*TO DO:*
Copy out each line that mentions the word "Wall".

------------------------------

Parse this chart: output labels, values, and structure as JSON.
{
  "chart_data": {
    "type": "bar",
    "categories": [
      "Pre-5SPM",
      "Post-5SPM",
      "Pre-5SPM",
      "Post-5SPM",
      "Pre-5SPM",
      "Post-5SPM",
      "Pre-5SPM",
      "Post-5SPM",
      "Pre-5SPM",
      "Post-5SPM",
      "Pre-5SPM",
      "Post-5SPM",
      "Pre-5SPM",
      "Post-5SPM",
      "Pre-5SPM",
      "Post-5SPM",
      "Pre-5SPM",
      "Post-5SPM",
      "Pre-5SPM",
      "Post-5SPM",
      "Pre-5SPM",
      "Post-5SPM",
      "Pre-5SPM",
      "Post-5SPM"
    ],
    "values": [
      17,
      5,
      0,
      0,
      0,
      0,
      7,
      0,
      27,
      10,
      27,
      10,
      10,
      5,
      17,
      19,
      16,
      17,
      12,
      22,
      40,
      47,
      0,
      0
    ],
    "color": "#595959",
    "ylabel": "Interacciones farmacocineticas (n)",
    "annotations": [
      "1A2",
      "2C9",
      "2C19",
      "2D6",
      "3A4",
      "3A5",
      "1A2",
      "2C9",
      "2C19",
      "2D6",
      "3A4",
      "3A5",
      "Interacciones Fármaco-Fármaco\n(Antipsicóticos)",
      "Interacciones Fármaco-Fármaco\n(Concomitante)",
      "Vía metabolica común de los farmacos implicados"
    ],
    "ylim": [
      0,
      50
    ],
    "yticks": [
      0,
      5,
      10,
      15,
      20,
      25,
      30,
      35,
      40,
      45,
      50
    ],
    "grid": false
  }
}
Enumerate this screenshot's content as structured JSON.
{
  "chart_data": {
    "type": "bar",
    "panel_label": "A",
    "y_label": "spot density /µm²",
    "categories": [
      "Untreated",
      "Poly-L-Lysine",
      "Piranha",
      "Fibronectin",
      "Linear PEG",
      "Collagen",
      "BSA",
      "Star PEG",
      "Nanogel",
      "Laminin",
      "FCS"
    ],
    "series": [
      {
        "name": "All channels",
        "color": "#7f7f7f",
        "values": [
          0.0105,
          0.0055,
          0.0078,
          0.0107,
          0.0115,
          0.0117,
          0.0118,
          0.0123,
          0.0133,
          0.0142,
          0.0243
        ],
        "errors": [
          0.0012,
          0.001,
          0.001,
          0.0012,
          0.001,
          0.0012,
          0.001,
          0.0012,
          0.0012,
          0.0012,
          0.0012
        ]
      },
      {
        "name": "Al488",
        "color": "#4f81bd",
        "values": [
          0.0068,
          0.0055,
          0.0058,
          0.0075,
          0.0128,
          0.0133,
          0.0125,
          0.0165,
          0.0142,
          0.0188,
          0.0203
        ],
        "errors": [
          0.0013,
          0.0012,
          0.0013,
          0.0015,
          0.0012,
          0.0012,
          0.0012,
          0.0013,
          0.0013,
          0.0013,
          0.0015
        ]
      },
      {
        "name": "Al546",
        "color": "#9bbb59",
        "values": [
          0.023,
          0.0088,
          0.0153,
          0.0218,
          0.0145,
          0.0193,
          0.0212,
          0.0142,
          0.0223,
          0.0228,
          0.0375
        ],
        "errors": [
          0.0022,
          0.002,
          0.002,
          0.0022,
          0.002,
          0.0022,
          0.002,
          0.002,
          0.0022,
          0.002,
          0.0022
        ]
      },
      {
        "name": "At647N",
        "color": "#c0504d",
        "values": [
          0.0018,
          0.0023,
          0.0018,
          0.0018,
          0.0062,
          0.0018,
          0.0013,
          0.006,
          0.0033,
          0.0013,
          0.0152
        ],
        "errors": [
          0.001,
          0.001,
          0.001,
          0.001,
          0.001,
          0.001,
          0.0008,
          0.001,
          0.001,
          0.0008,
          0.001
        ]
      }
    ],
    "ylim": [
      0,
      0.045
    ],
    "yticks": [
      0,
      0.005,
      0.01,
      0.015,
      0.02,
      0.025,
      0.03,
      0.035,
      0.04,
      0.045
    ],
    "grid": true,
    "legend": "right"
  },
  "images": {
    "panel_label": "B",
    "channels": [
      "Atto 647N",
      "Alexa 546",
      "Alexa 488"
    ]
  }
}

------------------------------

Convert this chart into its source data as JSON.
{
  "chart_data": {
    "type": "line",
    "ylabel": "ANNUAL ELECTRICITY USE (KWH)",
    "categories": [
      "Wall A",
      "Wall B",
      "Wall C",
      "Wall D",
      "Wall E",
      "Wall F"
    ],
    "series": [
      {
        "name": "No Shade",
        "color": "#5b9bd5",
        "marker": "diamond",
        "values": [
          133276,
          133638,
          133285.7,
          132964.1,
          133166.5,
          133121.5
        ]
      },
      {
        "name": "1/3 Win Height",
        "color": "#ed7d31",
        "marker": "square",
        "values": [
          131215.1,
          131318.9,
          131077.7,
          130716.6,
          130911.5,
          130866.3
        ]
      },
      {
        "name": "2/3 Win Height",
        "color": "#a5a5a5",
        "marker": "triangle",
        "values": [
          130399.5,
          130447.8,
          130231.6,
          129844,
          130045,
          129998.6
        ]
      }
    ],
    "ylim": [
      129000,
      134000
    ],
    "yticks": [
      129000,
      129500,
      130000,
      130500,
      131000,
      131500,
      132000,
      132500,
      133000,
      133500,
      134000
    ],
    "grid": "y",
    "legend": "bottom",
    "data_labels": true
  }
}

------------------------------

*EXERCISE SOLUTION:*
      "Wall A",
      "Wall B",
      "Wall C",
      "Wall D",
      "Wall E",
      "Wall F"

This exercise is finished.